## DATA FOR THIS EXERCISE
+--

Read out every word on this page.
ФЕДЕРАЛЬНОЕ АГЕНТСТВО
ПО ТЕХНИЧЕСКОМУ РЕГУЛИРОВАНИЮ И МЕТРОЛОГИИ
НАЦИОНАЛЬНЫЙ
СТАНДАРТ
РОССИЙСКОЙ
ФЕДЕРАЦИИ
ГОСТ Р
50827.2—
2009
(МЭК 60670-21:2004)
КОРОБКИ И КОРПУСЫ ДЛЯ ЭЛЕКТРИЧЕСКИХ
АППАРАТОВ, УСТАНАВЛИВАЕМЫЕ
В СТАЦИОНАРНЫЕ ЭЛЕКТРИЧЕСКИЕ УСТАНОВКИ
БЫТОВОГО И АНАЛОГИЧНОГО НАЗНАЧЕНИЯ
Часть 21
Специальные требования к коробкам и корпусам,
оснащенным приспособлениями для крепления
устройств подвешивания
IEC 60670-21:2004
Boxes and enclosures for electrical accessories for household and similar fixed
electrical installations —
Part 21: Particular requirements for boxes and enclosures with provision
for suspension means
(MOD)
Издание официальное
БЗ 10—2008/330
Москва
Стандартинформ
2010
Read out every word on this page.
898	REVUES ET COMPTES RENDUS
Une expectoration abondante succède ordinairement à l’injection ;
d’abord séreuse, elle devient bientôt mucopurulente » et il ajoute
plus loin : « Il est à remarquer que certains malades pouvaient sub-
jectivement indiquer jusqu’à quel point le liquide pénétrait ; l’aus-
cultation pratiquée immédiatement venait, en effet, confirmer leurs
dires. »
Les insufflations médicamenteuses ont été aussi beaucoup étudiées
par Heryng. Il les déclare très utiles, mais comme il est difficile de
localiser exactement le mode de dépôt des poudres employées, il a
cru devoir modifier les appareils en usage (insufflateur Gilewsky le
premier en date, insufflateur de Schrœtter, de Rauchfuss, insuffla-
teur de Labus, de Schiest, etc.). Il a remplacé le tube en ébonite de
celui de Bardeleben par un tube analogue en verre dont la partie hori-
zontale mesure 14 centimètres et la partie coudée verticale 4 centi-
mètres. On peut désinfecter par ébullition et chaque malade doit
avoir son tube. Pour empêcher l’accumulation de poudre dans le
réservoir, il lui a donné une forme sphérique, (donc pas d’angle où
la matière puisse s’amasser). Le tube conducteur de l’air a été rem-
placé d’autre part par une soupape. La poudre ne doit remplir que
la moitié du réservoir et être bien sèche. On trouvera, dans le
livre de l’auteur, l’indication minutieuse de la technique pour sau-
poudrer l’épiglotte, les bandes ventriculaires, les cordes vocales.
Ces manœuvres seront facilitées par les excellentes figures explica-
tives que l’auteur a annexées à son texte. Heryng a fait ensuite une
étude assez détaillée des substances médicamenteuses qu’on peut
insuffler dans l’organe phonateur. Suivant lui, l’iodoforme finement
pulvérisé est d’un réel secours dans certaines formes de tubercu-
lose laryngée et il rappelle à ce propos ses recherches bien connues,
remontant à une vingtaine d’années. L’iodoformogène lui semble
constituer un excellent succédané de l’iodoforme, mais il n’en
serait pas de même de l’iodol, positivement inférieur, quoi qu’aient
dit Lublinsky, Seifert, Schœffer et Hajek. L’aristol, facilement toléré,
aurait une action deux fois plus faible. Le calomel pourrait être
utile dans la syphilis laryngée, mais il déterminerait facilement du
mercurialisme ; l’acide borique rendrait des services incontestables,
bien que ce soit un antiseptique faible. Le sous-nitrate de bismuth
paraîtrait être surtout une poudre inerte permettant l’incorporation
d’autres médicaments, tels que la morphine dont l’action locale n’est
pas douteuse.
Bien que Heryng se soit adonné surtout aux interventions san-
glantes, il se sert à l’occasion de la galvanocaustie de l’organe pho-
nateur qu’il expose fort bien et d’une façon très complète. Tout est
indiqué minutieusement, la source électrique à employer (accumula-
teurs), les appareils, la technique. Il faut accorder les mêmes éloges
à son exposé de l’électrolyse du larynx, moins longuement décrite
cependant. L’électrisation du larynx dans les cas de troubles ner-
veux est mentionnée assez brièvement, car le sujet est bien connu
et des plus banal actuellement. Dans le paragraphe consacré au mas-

+--

## TASK INSTRUCTIONS
Identify each line in the entries with the word "appareils" and copy it.

## WORKED SOLUTION
cru devoir modifier les appareils en usage (insufflateur Gilewsky le
teurs), les appareils, la technique. Il faut accorder les mêmes éloges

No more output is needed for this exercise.